● **To do**:
Retype every entry exactly, character for character.

● **Dataset content**:
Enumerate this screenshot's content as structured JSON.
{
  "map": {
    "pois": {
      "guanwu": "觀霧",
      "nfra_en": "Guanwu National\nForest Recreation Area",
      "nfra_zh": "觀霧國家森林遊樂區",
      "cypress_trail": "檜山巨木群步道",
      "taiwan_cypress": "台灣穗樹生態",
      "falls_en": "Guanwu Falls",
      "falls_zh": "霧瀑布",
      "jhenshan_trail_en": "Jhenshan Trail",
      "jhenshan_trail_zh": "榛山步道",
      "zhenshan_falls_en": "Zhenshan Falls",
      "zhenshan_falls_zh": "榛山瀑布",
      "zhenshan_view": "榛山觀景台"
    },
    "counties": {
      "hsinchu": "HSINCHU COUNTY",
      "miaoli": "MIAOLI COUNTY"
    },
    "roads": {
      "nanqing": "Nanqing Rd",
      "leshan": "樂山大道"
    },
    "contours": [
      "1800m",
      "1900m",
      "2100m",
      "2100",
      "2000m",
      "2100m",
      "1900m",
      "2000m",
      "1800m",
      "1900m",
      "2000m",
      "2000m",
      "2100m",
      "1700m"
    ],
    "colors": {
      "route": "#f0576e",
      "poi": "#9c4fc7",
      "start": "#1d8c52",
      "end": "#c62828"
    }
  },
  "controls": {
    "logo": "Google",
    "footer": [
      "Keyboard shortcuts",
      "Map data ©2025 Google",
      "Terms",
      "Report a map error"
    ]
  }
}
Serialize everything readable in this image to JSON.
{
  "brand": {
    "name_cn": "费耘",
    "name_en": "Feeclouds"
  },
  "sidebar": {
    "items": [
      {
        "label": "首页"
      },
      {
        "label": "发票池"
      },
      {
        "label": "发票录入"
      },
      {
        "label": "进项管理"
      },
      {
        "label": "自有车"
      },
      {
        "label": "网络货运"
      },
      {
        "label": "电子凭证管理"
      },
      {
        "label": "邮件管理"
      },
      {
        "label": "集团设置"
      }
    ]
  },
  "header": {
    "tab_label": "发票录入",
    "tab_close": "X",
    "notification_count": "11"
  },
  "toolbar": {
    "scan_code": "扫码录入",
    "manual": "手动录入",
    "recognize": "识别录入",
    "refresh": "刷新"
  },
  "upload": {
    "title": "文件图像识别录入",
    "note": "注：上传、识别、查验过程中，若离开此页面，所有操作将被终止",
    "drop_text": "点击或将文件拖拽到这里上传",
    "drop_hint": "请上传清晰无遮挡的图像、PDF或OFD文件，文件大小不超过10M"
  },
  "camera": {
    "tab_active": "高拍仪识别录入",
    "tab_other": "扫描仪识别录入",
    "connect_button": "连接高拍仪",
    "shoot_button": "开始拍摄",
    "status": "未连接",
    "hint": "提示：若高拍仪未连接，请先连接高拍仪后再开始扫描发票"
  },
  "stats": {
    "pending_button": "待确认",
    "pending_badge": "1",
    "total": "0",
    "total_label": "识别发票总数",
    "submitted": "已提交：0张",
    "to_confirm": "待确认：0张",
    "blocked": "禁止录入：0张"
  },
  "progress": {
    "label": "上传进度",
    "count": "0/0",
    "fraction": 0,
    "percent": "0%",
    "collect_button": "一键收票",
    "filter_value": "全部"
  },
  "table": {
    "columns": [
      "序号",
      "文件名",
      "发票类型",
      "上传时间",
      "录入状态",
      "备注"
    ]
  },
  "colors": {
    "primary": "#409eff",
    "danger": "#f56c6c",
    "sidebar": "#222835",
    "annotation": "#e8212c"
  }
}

● **Solution below**:
Enumerate this screenshot's content as structured JSON.
{
  "map": {
    "pois": {
      "guanwu": "觀霧",
      "nfra_en": "Guanwu National\nForest Recreation Area",
      "nfra_zh": "觀霧國家森林遊樂區",
      "cypress_trail": "檜山巨木群步道",
      "taiwan_cypress": "台灣穗樹生態",
      "falls_en": "Guanwu Falls",
      "falls_zh": "霧瀑布",
      "jhenshan_trail_en": "Jhenshan Trail",
      "jhenshan_trail_zh": "榛山步道",
      "zhenshan_falls_en": "Zhenshan Falls",
      "zhenshan_falls_zh": "榛山瀑布",
      "zhenshan_view": "榛山觀景台"
    },
    "counties": {
      "hsinchu": "HSINCHU COUNTY",
      "miaoli": "MIAOLI COUNTY"
    },
    "roads": {
      "nanqing": "Nanqing Rd",
      "leshan": "樂山大道"
    },
    "contours": [
      "1800m",
      "1900m",
      "2100m",
      "2100",
      "2000m",
      "2100m",
      "1900m",
      "2000m",
      "1800m",
      "1900m",
      "2000m",
      "2000m",
      "2100m",
      "1700m"
    ],
    "colors": {
      "route": "#f0576e",
      "poi": "#9c4fc7",
      "start": "#1d8c52",
      "end": "#c62828"
    }
  },
  "controls": {
    "logo": "Google",
    "footer": [
      "Keyboard shortcuts",
      "Map data ©2025 Google",
      "Terms",
      "Report a map error"
    ]
  }
}
Serialize everything readable in this image to JSON.
{
  "brand": {
    "name_cn": "费耘",
    "name_en": "Feeclouds"
  },
  "sidebar": {
    "items": [
      {
        "label": "首页"
      },
      {
        "label": "发票池"
      },
      {
        "label": "发票录入"
      },
      {
        "label": "进项管理"
      },
      {
        "label": "自有车"
      },
      {
        "label": "网络货运"
      },
      {
        "label": "电子凭证管理"
      },
      {
        "label": "邮件管理"
      },
      {
        "label": "集团设置"
      }
    ]
  },
  "header": {
    "tab_label": "发票录入",
    "tab_close": "X",
    "notification_count": "11"
  },
  "toolbar": {
    "scan_code": "扫码录入",
    "manual": "手动录入",
    "recognize": "识别录入",
    "refresh": "刷新"
  },
  "upload": {
    "title": "文件图像识别录入",
    "note": "注：上传、识别、查验过程中，若离开此页面，所有操作将被终止",
    "drop_text": "点击或将文件拖拽到这里上传",
    "drop_hint": "请上传清晰无遮挡的图像、PDF或OFD文件，文件大小不超过10M"
  },
  "camera": {
    "tab_active": "高拍仪识别录入",
    "tab_other": "扫描仪识别录入",
    "connect_button": "连接高拍仪",
    "shoot_button": "开始拍摄",
    "status": "未连接",
    "hint": "提示：若高拍仪未连接，请先连接高拍仪后再开始扫描发票"
  },
  "stats": {
    "pending_button": "待确认",
    "pending_badge": "1",
    "total": "0",
    "total_label": "识别发票总数",
    "submitted": "已提交：0张",
    "to_confirm": "待确认：0张",
    "blocked": "禁止录入：0张"
  },
  "progress": {
    "label": "上传进度",
    "count": "0/0",
    "fraction": 0,
    "percent": "0%",
    "collect_button": "一键收票",
    "filter_value": "全部"
  },
  "table": {
    "columns": [
      "序号",
      "文件名",
      "发票类型",
      "上传时间",
      "录入状态",
      "备注"
    ]
  },
  "colors": {
    "primary": "#409eff",
    "danger": "#f56c6c",
    "sidebar": "#222835",
    "annotation": "#e8212c"
  }
}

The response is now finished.